DIRECTION ▸
Select and copy out every line in the records containing "кюветы".

DATA PROVIDED ▸

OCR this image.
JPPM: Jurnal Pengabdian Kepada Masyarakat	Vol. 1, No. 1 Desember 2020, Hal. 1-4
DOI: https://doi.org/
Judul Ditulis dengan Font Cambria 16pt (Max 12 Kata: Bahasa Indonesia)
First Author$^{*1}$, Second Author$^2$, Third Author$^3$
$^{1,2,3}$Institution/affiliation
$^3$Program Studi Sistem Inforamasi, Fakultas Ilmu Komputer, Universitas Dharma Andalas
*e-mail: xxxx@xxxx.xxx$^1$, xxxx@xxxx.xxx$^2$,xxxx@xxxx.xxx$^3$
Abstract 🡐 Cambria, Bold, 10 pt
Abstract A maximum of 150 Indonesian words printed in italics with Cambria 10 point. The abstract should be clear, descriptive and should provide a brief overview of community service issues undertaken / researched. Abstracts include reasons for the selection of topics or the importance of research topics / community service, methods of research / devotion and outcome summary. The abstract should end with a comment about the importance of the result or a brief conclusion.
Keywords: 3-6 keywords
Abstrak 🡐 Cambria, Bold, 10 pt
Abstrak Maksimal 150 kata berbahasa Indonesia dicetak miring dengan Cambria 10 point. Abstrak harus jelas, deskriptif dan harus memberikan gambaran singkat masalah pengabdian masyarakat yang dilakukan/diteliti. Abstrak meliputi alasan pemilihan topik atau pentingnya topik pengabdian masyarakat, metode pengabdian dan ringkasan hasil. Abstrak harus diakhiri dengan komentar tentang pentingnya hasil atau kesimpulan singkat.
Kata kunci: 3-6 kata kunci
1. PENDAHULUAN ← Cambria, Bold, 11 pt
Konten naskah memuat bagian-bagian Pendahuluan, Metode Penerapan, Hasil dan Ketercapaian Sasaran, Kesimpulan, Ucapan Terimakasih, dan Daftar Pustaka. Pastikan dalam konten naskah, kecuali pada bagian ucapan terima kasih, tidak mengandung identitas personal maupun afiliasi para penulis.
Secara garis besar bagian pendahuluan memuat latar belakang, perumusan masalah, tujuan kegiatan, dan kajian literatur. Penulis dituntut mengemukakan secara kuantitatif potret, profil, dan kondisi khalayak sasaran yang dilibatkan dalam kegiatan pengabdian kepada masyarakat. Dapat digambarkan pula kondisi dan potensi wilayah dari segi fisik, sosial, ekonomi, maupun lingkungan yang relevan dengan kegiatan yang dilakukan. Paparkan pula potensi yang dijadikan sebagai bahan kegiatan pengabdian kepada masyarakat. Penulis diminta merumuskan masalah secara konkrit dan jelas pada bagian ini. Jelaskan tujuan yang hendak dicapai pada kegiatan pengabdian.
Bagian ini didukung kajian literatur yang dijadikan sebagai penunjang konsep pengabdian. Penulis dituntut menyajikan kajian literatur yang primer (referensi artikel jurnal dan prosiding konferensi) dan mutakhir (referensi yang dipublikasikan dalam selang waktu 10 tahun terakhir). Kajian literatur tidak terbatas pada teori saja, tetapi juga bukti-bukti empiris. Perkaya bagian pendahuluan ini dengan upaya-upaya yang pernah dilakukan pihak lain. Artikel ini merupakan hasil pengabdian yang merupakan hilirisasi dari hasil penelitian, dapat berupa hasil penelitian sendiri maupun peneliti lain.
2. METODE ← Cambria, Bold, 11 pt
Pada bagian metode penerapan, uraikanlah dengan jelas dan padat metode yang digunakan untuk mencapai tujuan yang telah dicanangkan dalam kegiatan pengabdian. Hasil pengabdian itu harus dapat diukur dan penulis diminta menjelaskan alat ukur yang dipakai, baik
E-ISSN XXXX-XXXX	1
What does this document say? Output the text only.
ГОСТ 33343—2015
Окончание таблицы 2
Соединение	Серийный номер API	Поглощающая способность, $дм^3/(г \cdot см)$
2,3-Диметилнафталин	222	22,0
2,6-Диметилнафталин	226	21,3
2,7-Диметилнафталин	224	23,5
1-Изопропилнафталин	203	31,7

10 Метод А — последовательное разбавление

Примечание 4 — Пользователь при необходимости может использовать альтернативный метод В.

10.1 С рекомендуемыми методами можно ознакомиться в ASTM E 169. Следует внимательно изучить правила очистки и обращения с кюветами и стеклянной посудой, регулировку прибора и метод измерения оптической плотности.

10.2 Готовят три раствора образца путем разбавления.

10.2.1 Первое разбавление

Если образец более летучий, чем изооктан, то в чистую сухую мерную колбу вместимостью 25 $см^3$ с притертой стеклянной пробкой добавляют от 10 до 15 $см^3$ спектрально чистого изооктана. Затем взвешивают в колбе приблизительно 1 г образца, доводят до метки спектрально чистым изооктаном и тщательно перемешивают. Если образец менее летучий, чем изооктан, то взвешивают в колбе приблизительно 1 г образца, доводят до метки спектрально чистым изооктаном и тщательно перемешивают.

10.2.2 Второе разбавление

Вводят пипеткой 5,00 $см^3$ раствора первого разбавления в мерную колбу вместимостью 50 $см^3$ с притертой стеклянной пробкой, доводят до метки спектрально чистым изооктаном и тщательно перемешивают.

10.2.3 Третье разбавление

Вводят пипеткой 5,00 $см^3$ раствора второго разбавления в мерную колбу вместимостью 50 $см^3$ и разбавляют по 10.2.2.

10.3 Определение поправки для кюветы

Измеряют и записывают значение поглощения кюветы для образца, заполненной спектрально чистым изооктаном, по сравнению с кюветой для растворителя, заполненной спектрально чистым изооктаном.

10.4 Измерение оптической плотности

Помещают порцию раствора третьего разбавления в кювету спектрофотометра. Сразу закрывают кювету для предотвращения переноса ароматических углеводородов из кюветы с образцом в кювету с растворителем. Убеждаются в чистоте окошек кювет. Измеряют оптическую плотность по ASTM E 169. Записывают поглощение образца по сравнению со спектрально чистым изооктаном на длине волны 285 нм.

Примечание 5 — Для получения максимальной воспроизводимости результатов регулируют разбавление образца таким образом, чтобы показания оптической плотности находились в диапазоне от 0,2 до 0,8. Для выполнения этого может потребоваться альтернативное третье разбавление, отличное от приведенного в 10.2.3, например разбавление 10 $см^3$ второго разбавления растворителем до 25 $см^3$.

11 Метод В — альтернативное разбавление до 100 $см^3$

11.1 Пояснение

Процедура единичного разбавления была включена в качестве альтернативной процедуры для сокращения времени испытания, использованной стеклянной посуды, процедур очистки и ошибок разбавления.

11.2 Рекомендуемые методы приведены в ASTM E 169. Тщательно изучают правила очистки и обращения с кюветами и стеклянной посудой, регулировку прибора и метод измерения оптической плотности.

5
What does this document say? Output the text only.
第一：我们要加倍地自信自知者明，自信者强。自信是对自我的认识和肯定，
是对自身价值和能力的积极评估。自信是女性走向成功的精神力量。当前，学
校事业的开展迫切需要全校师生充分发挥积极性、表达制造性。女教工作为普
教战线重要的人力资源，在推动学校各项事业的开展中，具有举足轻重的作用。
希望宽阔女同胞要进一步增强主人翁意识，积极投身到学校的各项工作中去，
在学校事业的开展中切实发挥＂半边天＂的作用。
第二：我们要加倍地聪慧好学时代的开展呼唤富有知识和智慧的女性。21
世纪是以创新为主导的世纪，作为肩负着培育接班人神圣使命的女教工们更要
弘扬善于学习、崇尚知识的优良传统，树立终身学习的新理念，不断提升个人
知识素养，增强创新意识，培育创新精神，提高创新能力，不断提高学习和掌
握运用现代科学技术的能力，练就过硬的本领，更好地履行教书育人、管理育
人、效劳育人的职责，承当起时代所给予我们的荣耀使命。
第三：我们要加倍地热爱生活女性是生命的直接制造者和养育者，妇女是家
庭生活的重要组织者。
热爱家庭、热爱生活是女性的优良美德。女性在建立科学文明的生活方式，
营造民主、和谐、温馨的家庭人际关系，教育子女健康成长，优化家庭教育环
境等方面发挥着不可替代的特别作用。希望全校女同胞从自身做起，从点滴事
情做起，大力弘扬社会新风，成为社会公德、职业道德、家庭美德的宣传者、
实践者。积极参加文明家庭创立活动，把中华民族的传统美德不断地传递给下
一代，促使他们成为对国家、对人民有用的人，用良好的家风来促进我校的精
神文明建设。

EXERCISE ANSWER ▸
10.3 Определение поправки для кюветы
Измеряют и записывают значение поглощения кюветы для образца, заполненной спектрально чистым изооктаном, по сравнению с кюветой для растворителя, заполненной спектрально чистым изооктаном.
Помещают порцию раствора третьего разбавления в кювету спектрофотометра. Сразу закрывают кювету для предотвращения переноса ароматических углеводородов из кюветы с образцом в кювету с растворителем. Убеждаются в чистоте окошек кювет. Измеряют оптическую плотность по ASTM E 169. Записывают поглощение образца по сравнению со спектрально чистым изооктаном на длине волны 285 нм.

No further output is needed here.